Exercise objective
Copy out each of the records below line by line, without changing a single character.

════════

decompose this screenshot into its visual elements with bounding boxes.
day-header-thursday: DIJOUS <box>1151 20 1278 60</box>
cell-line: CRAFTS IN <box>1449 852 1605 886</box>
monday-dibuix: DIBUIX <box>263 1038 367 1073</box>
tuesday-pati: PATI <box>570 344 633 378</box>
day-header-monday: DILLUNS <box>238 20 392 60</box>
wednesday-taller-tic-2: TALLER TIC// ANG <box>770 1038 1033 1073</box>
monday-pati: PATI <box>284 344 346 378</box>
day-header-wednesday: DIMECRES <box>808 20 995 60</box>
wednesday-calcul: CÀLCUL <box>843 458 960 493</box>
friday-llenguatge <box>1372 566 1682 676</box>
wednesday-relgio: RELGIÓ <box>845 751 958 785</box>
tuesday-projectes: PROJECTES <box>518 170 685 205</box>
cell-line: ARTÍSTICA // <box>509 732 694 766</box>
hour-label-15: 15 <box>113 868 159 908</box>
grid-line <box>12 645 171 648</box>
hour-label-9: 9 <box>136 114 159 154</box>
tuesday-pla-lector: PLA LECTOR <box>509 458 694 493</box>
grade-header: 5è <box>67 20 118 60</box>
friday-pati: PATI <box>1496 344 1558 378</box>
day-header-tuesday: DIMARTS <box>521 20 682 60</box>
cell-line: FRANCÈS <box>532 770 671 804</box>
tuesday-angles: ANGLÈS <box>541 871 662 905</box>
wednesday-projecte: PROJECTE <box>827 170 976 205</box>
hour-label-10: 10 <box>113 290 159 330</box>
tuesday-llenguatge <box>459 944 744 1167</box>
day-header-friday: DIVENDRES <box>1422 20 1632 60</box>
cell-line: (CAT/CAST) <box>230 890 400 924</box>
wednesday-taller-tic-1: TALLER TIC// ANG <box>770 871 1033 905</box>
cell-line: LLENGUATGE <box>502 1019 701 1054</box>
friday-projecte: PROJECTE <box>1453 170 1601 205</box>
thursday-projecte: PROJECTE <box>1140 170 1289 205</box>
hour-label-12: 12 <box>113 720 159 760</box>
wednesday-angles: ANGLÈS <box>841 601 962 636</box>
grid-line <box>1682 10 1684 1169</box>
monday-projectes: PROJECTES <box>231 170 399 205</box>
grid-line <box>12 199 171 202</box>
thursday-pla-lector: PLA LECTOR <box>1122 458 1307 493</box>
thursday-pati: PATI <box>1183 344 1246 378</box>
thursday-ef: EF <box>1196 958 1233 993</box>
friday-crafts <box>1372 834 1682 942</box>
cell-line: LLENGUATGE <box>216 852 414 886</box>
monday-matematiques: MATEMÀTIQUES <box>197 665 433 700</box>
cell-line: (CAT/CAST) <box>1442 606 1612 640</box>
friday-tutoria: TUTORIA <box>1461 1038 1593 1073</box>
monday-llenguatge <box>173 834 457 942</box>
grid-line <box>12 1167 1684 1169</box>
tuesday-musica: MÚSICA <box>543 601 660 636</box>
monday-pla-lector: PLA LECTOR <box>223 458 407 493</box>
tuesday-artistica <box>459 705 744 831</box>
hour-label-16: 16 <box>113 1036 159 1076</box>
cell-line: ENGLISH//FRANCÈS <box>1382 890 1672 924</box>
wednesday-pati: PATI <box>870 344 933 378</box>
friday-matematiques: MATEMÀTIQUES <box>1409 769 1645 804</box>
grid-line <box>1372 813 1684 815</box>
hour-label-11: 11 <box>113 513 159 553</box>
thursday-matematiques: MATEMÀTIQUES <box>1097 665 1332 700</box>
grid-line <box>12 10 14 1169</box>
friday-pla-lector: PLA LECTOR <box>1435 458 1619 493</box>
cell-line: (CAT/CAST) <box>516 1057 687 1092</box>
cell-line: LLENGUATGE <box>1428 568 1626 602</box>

════════

The solution
decompose this screenshot into its visual elements with bounding boxes.
day-header-thursday: DIJOUS <box>1151 20 1278 60</box>
cell-line: CRAFTS IN <box>1449 852 1605 886</box>
monday-dibuix: DIBUIX <box>263 1038 367 1073</box>
tuesday-pati: PATI <box>570 344 633 378</box>
day-header-monday: DILLUNS <box>238 20 392 60</box>
wednesday-taller-tic-2: TALLER TIC// ANG <box>770 1038 1033 1073</box>
monday-pati: PATI <box>284 344 346 378</box>
day-header-wednesday: DIMECRES <box>808 20 995 60</box>
wednesday-calcul: CÀLCUL <box>843 458 960 493</box>
friday-llenguatge <box>1372 566 1682 676</box>
wednesday-relgio: RELGIÓ <box>845 751 958 785</box>
tuesday-projectes: PROJECTES <box>518 170 685 205</box>
cell-line: ARTÍSTICA // <box>509 732 694 766</box>
hour-label-15: 15 <box>113 868 159 908</box>
grid-line <box>12 645 171 648</box>
hour-label-9: 9 <box>136 114 159 154</box>
tuesday-pla-lector: PLA LECTOR <box>509 458 694 493</box>
grade-header: 5è <box>67 20 118 60</box>
friday-pati: PATI <box>1496 344 1558 378</box>
day-header-tuesday: DIMARTS <box>521 20 682 60</box>
cell-line: FRANCÈS <box>532 770 671 804</box>
tuesday-angles: ANGLÈS <box>541 871 662 905</box>
wednesday-projecte: PROJECTE <box>827 170 976 205</box>
hour-label-10: 10 <box>113 290 159 330</box>
tuesday-llenguatge <box>459 944 744 1167</box>
day-header-friday: DIVENDRES <box>1422 20 1632 60</box>
cell-line: (CAT/CAST) <box>230 890 400 924</box>
wednesday-taller-tic-1: TALLER TIC// ANG <box>770 871 1033 905</box>
cell-line: LLENGUATGE <box>502 1019 701 1054</box>
friday-projecte: PROJECTE <box>1453 170 1601 205</box>
thursday-projecte: PROJECTE <box>1140 170 1289 205</box>
hour-label-12: 12 <box>113 720 159 760</box>
wednesday-angles: ANGLÈS <box>841 601 962 636</box>
grid-line <box>1682 10 1684 1169</box>
monday-projectes: PROJECTES <box>231 170 399 205</box>
grid-line <box>12 199 171 202</box>
thursday-pla-lector: PLA LECTOR <box>1122 458 1307 493</box>
thursday-pati: PATI <box>1183 344 1246 378</box>
thursday-ef: EF <box>1196 958 1233 993</box>
friday-crafts <box>1372 834 1682 942</box>
cell-line: LLENGUATGE <box>216 852 414 886</box>
monday-matematiques: MATEMÀTIQUES <box>197 665 433 700</box>
cell-line: (CAT/CAST) <box>1442 606 1612 640</box>
friday-tutoria: TUTORIA <box>1461 1038 1593 1073</box>
monday-llenguatge <box>173 834 457 942</box>
grid-line <box>12 1167 1684 1169</box>
tuesday-musica: MÚSICA <box>543 601 660 636</box>
monday-pla-lector: PLA LECTOR <box>223 458 407 493</box>
tuesday-artistica <box>459 705 744 831</box>
hour-label-16: 16 <box>113 1036 159 1076</box>
cell-line: ENGLISH//FRANCÈS <box>1382 890 1672 924</box>
wednesday-pati: PATI <box>870 344 933 378</box>
friday-matematiques: MATEMÀTIQUES <box>1409 769 1645 804</box>
grid-line <box>1372 813 1684 815</box>
hour-label-11: 11 <box>113 513 159 553</box>
thursday-matematiques: MATEMÀTIQUES <box>1097 665 1332 700</box>
grid-line <box>12 10 14 1169</box>
friday-pla-lector: PLA LECTOR <box>1435 458 1619 493</box>
cell-line: (CAT/CAST) <box>516 1057 687 1092</box>
cell-line: LLENGUATGE <box>1428 568 1626 602</box>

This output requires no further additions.